* begin Data rows *
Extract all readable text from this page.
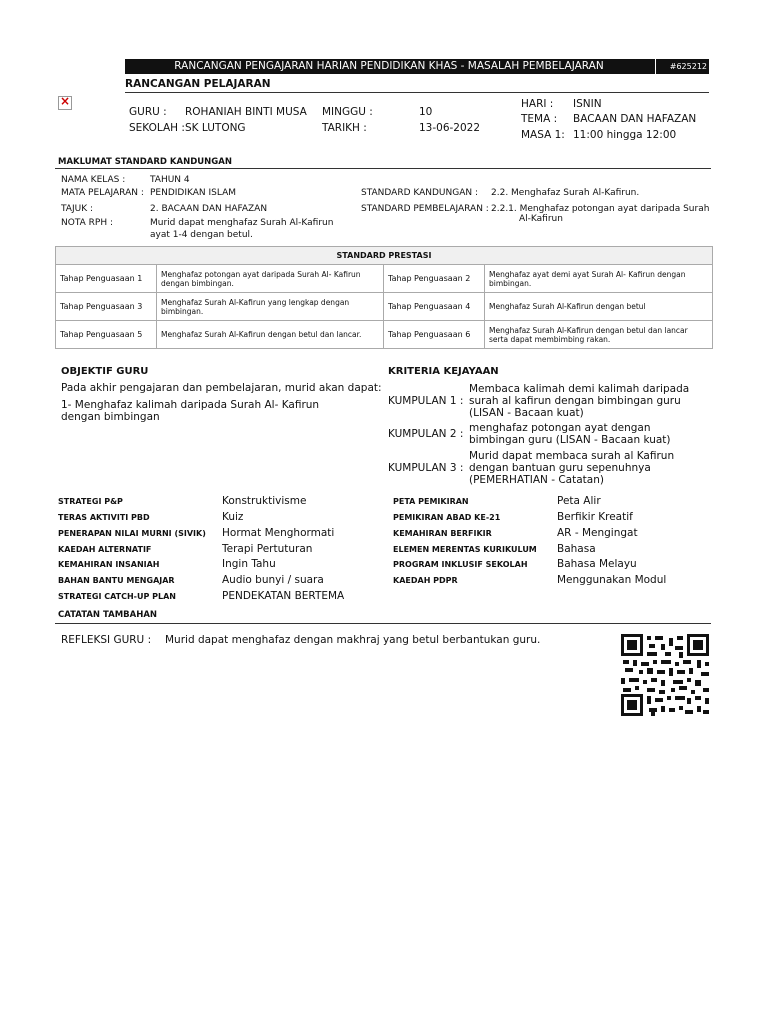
RANCANGAN PENGAJARAN HARIAN PENDIDIKAN KHAS - MASALAH PEMBELAJARAN	#625212
RANCANGAN PELAJARAN
×
GURU : ROHANIAH BINTI MUSA
SEKOLAH : SK LUTONG
MINGGU :	10
TARIKH :	13-06-2022
HARI : ISNIN
TEMA : BACAAN DAN HAFAZAN
MASA 1: 11:00 hingga 12:00
MAKLUMAT STANDARD KANDUNGAN
NAMA KELAS :	TAHUN 4
MATA PELAJARAN : PENDIDIKAN ISLAM
TAJUK :	2. BACAAN DAN HAFAZAN
NOTA RPH :	Murid dapat menghafaz Surah Al-Kafirun
ayat 1-4 dengan betul.
STANDARD KANDUNGAN : 2.2. Menghafaz Surah Al-Kafirun.
STANDARD PEMBELAJARAN : 2.2.1. Menghafaz potongan ayat daripada Surah
Al-Kafirun
STANDARD PRESTASI			
Tahap Penguasaan 1	Menghafaz potongan ayat daripada Surah Al- Kafirun dengan bimbingan.	Tahap Penguasaan 2	Menghafaz ayat demi ayat Surah Al- Kafirun dengan bimbingan.
Tahap Penguasaan 3	Menghafaz Surah Al-Kafirun yang lengkap dengan bimbingan.	Tahap Penguasaan 4	Menghafaz Surah Al-Kafirun dengan betul
Tahap Penguasaan 5	Menghafaz Surah Al-Kafirun dengan betul dan lancar.	Tahap Penguasaan 6	Menghafaz Surah Al-Kafirun dengan betul dan lancar serta dapat membimbing rakan.
OBJEKTIF GURU
Pada akhir pengajaran dan pembelajaran, murid akan dapat:
1- Menghafaz kalimah daripada Surah Al- Kafirun dengan bimbingan
KRITERIA KEJAYAAN
KUMPULAN 1 :
Membaca kalimah demi kalimah daripada surah al kafirun dengan bimbingan guru (LISAN - Bacaan kuat)
KUMPULAN 2 : menghafaz potongan ayat dengan bimbingan guru (LISAN - Bacaan kuat)
KUMPULAN 3 :
Murid dapat membaca surah al Kafirun dengan bantuan guru sepenuhnya (PEMERHATIAN - Catatan)
STRATEGI P&P	Konstruktivisme
TERAS AKTIVITI PBD	Kuiz
PENERAPAN NILAI MURNI (SIVIK) Hormat Menghormati
KAEDAH ALTERNATIF	Terapi Pertuturan
KEMAHIRAN INSANIAH	Ingin Tahu
BAHAN BANTU MENGAJAR	Audio bunyi / suara
STRATEGI CATCH-UP PLAN	PENDEKATAN BERTEMA
PETA PEMIKIRAN	Peta Alir
PEMIKIRAN ABAD KE-21	Berfikir Kreatif
KEMAHIRAN BERFIKIR	AR - Mengingat
ELEMEN MERENTAS KURIKULUM Bahasa
PROGRAM INKLUSIF SEKOLAH	Bahasa Melayu
KAEDAH PDPR	Menggunakan Modul
CATATAN TAMBAHAN
REFLEKSI GURU : Murid dapat menghafaz dengan makhraj yang betul berbantukan guru.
* end Data rows *
Exercise details:
Exactly reproduce the entries above, minus the pictures.

Result:
Extract all readable text from this page.
RANCANGAN PENGAJARAN HARIAN PENDIDIKAN KHAS - MASALAH PEMBELAJARAN	#625212
RANCANGAN PELAJARAN
×
GURU : ROHANIAH BINTI MUSA
SEKOLAH : SK LUTONG
MINGGU :	10
TARIKH :	13-06-2022
HARI : ISNIN
TEMA : BACAAN DAN HAFAZAN
MASA 1: 11:00 hingga 12:00
MAKLUMAT STANDARD KANDUNGAN
NAMA KELAS :	TAHUN 4
MATA PELAJARAN : PENDIDIKAN ISLAM
TAJUK :	2. BACAAN DAN HAFAZAN
NOTA RPH :	Murid dapat menghafaz Surah Al-Kafirun
ayat 1-4 dengan betul.
STANDARD KANDUNGAN : 2.2. Menghafaz Surah Al-Kafirun.
STANDARD PEMBELAJARAN : 2.2.1. Menghafaz potongan ayat daripada Surah
Al-Kafirun
STANDARD PRESTASI			
Tahap Penguasaan 1	Menghafaz potongan ayat daripada Surah Al- Kafirun dengan bimbingan.	Tahap Penguasaan 2	Menghafaz ayat demi ayat Surah Al- Kafirun dengan bimbingan.
Tahap Penguasaan 3	Menghafaz Surah Al-Kafirun yang lengkap dengan bimbingan.	Tahap Penguasaan 4	Menghafaz Surah Al-Kafirun dengan betul
Tahap Penguasaan 5	Menghafaz Surah Al-Kafirun dengan betul dan lancar.	Tahap Penguasaan 6	Menghafaz Surah Al-Kafirun dengan betul dan lancar serta dapat membimbing rakan.
OBJEKTIF GURU
Pada akhir pengajaran dan pembelajaran, murid akan dapat:
1- Menghafaz kalimah daripada Surah Al- Kafirun dengan bimbingan
KRITERIA KEJAYAAN
KUMPULAN 1 :
Membaca kalimah demi kalimah daripada surah al kafirun dengan bimbingan guru (LISAN - Bacaan kuat)
KUMPULAN 2 : menghafaz potongan ayat dengan bimbingan guru (LISAN - Bacaan kuat)
KUMPULAN 3 :
Murid dapat membaca surah al Kafirun dengan bantuan guru sepenuhnya (PEMERHATIAN - Catatan)
STRATEGI P&P	Konstruktivisme
TERAS AKTIVITI PBD	Kuiz
PENERAPAN NILAI MURNI (SIVIK) Hormat Menghormati
KAEDAH ALTERNATIF	Terapi Pertuturan
KEMAHIRAN INSANIAH	Ingin Tahu
BAHAN BANTU MENGAJAR	Audio bunyi / suara
STRATEGI CATCH-UP PLAN	PENDEKATAN BERTEMA
PETA PEMIKIRAN	Peta Alir
PEMIKIRAN ABAD KE-21	Berfikir Kreatif
KEMAHIRAN BERFIKIR	AR - Mengingat
ELEMEN MERENTAS KURIKULUM Bahasa
PROGRAM INKLUSIF SEKOLAH	Bahasa Melayu
KAEDAH PDPR	Menggunakan Modul
CATATAN TAMBAHAN
REFLEKSI GURU : Murid dapat menghafaz dengan makhraj yang betul berbantukan guru.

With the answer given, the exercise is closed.